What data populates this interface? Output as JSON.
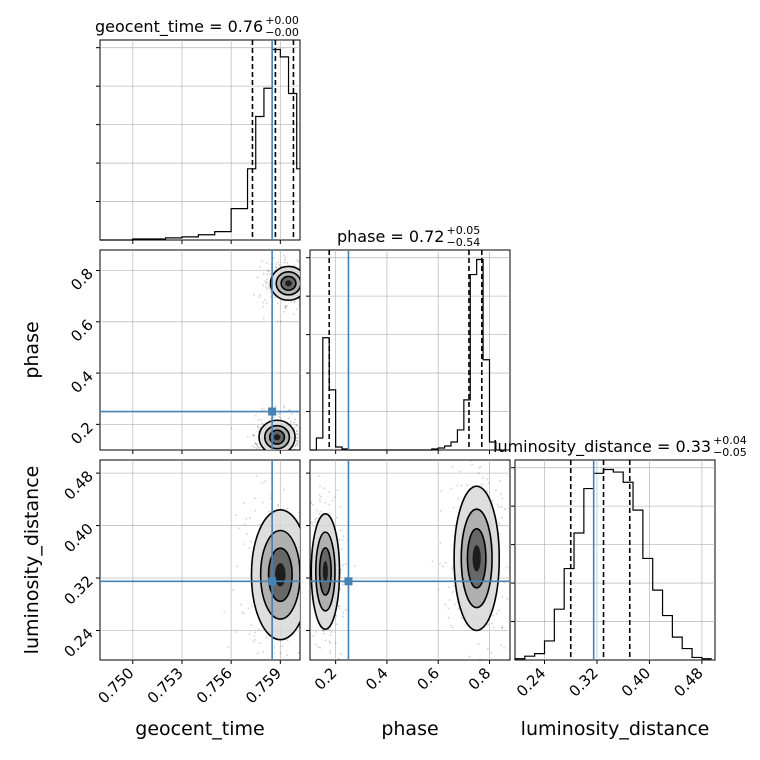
{
  "chart_data": {
    "type": "corner",
    "parameters": [
      "geocent_time",
      "phase",
      "luminosity_distance"
    ],
    "truths": {
      "geocent_time": 0.7585,
      "phase": 0.25,
      "luminosity_distance": 0.315
    },
    "titles": [
      {
        "param": "geocent_time",
        "label": "geocent_time = 0.76",
        "plus": "+0.00",
        "minus": "−0.00"
      },
      {
        "param": "phase",
        "label": "phase = 0.72",
        "plus": "+0.05",
        "minus": "−0.54"
      },
      {
        "param": "luminosity_distance",
        "label": "luminosity_distance = 0.33",
        "plus": "+0.04",
        "minus": "−0.05"
      }
    ],
    "axes": {
      "geocent_time": {
        "range": [
          0.748,
          0.7602
        ],
        "ticks": [
          0.75,
          0.753,
          0.756,
          0.759
        ],
        "tick_labels": [
          "0.750",
          "0.753",
          "0.756",
          "0.759"
        ],
        "label": "geocent_time"
      },
      "phase": {
        "range": [
          0.1,
          0.88
        ],
        "ticks": [
          0.2,
          0.4,
          0.6,
          0.8
        ],
        "tick_labels": [
          "0.2",
          "0.4",
          "0.6",
          "0.8"
        ],
        "label": "phase"
      },
      "luminosity_distance": {
        "range": [
          0.195,
          0.5
        ],
        "ticks": [
          0.24,
          0.32,
          0.4,
          0.48
        ],
        "tick_labels": [
          "0.24",
          "0.32",
          "0.40",
          "0.48"
        ],
        "label": "luminosity_distance"
      }
    },
    "histograms": {
      "geocent_time": {
        "edges": [
          0.748,
          0.749,
          0.75,
          0.751,
          0.752,
          0.753,
          0.754,
          0.755,
          0.756,
          0.757,
          0.7575,
          0.758,
          0.7585,
          0.759,
          0.7595,
          0.76,
          0.7602
        ],
        "counts": [
          0,
          0,
          1,
          1,
          2,
          3,
          5,
          8,
          30,
          68,
          118,
          145,
          182,
          175,
          140,
          68
        ],
        "quantiles": [
          0.7573,
          0.7587,
          0.7598
        ]
      },
      "phase": {
        "edges": [
          0.1,
          0.125,
          0.15,
          0.175,
          0.2,
          0.225,
          0.25,
          0.275,
          0.3,
          0.325,
          0.35,
          0.375,
          0.4,
          0.425,
          0.45,
          0.475,
          0.5,
          0.525,
          0.55,
          0.575,
          0.6,
          0.625,
          0.65,
          0.675,
          0.7,
          0.725,
          0.75,
          0.775,
          0.8,
          0.825,
          0.85
        ],
        "counts": [
          0,
          12,
          112,
          60,
          3,
          1,
          0,
          0,
          0,
          0,
          0,
          0,
          0,
          0,
          0,
          0,
          0,
          0,
          0,
          1,
          2,
          4,
          8,
          20,
          50,
          175,
          190,
          90,
          8,
          0
        ],
        "quantiles": [
          0.175,
          0.72,
          0.77
        ]
      },
      "luminosity_distance": {
        "edges": [
          0.195,
          0.21,
          0.225,
          0.24,
          0.255,
          0.27,
          0.285,
          0.3,
          0.315,
          0.33,
          0.345,
          0.36,
          0.375,
          0.39,
          0.405,
          0.42,
          0.435,
          0.45,
          0.465,
          0.48,
          0.495
        ],
        "counts": [
          1,
          3,
          5,
          15,
          40,
          72,
          100,
          135,
          147,
          150,
          148,
          140,
          118,
          80,
          55,
          35,
          18,
          9,
          2,
          1
        ],
        "quantiles": [
          0.28,
          0.33,
          0.37
        ]
      }
    },
    "density_2d": [
      {
        "x": "geocent_time",
        "y": "phase",
        "clusters": [
          {
            "cx": 0.7595,
            "cy": 0.75,
            "sx": 0.0005,
            "sy": 0.03
          },
          {
            "cx": 0.7588,
            "cy": 0.15,
            "sx": 0.0005,
            "sy": 0.03
          }
        ]
      },
      {
        "x": "geocent_time",
        "y": "luminosity_distance",
        "clusters": [
          {
            "cx": 0.759,
            "cy": 0.325,
            "sx": 0.0008,
            "sy": 0.045
          }
        ]
      },
      {
        "x": "phase",
        "y": "luminosity_distance",
        "clusters": [
          {
            "cx": 0.16,
            "cy": 0.33,
            "sx": 0.025,
            "sy": 0.04
          },
          {
            "cx": 0.75,
            "cy": 0.35,
            "sx": 0.04,
            "sy": 0.05
          }
        ]
      }
    ]
  }
}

········

Copy out every line with the word "phase".

      "phase",
      "phase": 0.25,
        "param": "phase",
        "label": "phase = 0.72",
      "phase": {
        "label": "phase"
      "phase": {
        "y": "phase",
        "x": "phase",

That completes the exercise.